## What to work on
Count every line of the material that holds the string "Indirect". Respond with the total only.

(Records from a dataset)
^^^^^^^^^^^^^^^^
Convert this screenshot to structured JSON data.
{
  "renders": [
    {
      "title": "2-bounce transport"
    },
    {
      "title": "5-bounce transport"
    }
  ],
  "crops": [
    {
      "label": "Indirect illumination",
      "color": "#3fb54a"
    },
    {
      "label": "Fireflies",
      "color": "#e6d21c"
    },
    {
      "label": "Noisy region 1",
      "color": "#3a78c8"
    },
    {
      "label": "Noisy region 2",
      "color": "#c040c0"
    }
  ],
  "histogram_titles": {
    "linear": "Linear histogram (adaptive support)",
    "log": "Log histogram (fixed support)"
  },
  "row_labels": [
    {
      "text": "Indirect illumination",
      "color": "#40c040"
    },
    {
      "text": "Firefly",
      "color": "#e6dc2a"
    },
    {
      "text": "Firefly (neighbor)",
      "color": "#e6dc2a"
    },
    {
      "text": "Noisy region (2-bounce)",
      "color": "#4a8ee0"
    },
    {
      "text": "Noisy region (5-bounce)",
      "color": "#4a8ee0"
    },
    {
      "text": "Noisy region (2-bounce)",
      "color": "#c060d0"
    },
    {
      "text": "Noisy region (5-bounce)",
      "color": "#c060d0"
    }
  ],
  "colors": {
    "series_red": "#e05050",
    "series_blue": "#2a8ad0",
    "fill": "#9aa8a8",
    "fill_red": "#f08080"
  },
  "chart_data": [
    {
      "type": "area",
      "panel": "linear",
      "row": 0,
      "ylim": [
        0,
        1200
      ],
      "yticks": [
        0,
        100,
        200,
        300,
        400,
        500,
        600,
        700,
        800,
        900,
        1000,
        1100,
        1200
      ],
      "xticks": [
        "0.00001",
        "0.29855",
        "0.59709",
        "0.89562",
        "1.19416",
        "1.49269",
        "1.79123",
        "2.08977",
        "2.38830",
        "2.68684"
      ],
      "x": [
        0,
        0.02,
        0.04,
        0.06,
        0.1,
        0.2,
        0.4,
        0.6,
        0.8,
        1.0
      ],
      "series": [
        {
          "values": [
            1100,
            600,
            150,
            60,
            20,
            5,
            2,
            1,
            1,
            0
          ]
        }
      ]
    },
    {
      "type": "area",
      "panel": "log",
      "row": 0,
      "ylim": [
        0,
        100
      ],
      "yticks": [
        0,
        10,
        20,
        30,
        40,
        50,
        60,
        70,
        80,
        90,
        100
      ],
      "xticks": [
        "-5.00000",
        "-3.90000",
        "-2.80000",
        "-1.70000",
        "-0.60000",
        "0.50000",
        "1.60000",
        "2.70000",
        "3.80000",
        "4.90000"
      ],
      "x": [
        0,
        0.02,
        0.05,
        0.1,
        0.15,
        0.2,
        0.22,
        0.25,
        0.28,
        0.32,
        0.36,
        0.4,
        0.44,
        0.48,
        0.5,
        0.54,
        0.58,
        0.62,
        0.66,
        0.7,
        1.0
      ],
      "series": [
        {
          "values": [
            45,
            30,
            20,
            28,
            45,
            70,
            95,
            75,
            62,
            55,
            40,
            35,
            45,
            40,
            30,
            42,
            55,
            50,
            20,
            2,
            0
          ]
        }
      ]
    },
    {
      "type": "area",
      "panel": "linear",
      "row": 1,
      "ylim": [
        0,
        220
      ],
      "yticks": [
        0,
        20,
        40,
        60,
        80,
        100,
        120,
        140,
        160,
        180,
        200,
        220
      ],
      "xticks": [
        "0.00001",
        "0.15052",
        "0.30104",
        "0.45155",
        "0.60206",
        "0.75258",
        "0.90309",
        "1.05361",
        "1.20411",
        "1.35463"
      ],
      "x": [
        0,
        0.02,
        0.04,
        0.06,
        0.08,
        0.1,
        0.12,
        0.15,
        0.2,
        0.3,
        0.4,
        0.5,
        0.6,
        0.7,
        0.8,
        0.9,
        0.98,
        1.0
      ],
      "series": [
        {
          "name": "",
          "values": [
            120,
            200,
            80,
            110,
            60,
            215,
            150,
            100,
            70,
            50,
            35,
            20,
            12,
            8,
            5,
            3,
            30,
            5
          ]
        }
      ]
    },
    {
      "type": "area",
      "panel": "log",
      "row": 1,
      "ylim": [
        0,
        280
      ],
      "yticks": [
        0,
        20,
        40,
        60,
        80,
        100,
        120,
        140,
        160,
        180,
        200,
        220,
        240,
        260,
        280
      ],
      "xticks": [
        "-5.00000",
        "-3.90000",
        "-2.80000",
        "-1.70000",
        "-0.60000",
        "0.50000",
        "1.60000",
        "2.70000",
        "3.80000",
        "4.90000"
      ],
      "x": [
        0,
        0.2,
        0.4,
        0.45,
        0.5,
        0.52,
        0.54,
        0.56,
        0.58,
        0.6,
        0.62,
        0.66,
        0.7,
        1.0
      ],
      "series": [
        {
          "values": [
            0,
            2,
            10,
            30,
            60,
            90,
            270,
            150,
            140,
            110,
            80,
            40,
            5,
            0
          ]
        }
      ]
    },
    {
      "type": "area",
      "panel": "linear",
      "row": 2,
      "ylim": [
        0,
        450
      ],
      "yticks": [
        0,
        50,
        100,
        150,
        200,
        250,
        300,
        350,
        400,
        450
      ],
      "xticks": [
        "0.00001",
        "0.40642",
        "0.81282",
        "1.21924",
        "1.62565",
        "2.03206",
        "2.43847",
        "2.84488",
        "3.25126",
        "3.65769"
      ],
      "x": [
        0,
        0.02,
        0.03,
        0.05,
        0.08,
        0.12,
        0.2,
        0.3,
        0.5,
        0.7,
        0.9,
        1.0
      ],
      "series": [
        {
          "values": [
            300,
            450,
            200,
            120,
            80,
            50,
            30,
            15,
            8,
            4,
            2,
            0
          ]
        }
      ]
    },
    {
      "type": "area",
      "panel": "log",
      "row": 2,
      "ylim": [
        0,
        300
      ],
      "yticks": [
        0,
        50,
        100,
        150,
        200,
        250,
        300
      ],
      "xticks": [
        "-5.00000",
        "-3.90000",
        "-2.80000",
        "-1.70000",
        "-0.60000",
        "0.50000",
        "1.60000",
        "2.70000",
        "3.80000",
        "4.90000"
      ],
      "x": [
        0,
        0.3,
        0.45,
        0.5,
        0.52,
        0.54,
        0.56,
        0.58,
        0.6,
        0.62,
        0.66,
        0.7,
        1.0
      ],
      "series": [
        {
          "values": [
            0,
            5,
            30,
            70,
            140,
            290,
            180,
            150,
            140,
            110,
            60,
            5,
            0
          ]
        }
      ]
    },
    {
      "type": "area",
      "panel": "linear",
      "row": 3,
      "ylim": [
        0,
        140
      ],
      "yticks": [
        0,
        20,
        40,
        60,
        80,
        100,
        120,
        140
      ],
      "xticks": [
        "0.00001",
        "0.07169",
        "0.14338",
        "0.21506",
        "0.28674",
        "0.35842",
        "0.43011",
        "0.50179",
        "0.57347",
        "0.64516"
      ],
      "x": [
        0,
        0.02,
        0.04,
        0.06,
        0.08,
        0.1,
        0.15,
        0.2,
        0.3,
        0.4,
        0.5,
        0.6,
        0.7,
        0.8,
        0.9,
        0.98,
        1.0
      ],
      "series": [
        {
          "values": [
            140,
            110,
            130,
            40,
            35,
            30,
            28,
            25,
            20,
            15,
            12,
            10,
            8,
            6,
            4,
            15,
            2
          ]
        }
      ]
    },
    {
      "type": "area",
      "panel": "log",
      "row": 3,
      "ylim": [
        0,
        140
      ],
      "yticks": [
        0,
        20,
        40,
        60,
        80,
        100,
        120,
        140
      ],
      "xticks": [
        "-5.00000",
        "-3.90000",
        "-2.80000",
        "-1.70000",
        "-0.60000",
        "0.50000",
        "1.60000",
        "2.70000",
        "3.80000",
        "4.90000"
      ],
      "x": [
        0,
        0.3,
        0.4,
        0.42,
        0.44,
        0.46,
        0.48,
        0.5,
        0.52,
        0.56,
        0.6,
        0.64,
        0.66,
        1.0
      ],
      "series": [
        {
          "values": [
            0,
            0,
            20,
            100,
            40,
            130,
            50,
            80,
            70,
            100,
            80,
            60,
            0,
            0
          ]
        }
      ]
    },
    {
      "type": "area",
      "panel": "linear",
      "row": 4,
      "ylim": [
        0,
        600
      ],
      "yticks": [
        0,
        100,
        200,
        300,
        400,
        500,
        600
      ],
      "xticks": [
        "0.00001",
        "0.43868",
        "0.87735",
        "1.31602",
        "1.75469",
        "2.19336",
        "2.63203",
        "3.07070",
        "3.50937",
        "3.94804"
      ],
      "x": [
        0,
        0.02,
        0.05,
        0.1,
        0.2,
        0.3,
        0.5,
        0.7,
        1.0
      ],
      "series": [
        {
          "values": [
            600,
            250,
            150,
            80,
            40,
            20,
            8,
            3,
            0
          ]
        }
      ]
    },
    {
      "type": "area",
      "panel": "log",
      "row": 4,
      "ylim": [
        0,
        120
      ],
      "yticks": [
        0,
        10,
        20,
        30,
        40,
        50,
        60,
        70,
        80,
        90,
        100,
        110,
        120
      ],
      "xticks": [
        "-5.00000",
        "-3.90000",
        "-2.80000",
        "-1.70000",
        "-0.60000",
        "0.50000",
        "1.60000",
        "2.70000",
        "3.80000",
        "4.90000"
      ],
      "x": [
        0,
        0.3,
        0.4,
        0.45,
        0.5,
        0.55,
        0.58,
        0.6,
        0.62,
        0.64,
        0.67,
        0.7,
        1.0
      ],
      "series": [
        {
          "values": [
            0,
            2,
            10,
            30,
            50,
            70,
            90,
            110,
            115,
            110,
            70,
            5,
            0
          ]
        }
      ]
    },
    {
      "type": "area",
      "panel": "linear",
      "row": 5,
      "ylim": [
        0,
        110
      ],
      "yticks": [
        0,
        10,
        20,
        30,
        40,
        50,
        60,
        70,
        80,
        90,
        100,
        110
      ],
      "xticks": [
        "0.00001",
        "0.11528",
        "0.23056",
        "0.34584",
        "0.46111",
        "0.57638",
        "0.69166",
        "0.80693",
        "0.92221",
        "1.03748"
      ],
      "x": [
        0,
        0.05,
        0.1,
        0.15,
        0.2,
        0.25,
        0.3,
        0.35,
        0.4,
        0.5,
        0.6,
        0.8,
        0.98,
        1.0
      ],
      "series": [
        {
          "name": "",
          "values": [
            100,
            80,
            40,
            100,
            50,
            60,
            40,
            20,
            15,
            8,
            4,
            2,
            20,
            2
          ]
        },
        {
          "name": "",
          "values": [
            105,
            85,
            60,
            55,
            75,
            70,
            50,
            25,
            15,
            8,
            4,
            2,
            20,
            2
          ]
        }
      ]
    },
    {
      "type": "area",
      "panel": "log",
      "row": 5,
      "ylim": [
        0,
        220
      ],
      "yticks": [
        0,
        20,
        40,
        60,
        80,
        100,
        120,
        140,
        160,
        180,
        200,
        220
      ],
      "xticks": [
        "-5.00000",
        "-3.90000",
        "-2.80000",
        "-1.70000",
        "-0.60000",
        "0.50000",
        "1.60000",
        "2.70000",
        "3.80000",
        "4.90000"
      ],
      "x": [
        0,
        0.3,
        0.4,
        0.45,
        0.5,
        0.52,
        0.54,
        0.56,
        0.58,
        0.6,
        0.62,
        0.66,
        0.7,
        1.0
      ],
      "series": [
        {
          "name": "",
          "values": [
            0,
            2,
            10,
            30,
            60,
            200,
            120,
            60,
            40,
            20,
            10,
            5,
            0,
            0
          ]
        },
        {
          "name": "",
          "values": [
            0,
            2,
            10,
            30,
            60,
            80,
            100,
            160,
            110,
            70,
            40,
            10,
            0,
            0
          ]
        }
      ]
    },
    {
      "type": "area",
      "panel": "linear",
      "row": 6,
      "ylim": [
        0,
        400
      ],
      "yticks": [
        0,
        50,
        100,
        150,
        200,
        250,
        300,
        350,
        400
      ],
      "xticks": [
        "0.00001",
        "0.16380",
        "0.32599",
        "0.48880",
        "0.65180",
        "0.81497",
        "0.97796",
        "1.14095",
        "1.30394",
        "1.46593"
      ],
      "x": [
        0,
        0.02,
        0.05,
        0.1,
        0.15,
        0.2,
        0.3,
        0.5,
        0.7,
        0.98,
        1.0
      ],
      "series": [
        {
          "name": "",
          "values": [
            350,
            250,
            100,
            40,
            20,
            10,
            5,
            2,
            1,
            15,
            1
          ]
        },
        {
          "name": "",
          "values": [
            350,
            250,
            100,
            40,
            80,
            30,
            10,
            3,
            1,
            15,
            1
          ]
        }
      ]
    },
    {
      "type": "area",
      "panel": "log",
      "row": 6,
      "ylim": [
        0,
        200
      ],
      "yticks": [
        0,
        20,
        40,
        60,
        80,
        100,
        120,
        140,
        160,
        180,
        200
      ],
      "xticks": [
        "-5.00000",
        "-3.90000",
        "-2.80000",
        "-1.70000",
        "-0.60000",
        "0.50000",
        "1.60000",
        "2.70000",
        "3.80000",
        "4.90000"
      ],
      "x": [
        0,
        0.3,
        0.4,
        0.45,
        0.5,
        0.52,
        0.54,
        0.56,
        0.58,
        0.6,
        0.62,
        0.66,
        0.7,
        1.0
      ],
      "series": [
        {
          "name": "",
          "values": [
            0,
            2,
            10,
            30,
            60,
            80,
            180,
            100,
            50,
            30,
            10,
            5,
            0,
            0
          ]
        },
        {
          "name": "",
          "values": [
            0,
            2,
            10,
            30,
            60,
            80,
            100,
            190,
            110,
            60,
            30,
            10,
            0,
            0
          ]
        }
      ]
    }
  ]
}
^^^^^^^^^^^^^^^^
## Output for this exercise
2